• **What you will do**
From the records below, pull each line that has "page".
[Records supplied start]
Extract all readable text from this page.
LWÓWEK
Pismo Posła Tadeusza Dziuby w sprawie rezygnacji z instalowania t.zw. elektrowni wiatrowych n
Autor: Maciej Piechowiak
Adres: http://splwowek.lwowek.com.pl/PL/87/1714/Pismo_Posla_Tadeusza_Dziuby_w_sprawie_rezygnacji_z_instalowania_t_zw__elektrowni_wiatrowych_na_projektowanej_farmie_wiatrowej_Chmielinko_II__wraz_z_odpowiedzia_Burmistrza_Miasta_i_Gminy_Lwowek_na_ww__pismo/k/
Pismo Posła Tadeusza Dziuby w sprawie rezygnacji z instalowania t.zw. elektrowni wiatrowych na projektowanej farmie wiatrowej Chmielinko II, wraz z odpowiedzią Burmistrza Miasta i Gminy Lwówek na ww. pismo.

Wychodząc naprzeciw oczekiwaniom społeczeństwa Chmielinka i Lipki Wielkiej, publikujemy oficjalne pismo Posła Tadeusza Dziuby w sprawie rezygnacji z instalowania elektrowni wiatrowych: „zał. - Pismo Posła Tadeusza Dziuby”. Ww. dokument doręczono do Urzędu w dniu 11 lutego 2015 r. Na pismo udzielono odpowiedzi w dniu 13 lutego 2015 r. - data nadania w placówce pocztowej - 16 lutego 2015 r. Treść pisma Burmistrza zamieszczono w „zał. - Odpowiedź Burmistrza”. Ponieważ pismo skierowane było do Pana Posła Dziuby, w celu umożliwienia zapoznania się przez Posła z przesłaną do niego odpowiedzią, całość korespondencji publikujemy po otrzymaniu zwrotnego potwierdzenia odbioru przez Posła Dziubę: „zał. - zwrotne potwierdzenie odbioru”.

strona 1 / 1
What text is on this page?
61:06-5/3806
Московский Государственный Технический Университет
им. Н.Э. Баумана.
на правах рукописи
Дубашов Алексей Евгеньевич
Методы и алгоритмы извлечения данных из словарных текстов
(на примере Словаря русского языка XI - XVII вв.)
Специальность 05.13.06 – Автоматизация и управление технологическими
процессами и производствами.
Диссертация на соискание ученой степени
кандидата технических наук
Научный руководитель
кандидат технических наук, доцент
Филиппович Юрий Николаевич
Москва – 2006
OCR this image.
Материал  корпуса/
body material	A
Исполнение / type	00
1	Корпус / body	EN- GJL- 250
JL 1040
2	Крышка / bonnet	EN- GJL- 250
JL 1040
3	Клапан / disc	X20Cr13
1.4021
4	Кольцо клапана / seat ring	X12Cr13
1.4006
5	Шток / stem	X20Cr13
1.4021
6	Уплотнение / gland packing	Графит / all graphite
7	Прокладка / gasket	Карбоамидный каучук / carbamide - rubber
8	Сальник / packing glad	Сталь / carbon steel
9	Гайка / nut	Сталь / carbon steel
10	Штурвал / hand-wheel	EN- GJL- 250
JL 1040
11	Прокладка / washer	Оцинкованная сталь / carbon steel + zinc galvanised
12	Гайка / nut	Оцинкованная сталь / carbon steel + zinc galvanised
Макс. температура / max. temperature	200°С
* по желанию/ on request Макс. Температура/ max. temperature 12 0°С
[Records supplied end]
• **Result of this exercise**
Extract all readable text from this page.
What text is on this page?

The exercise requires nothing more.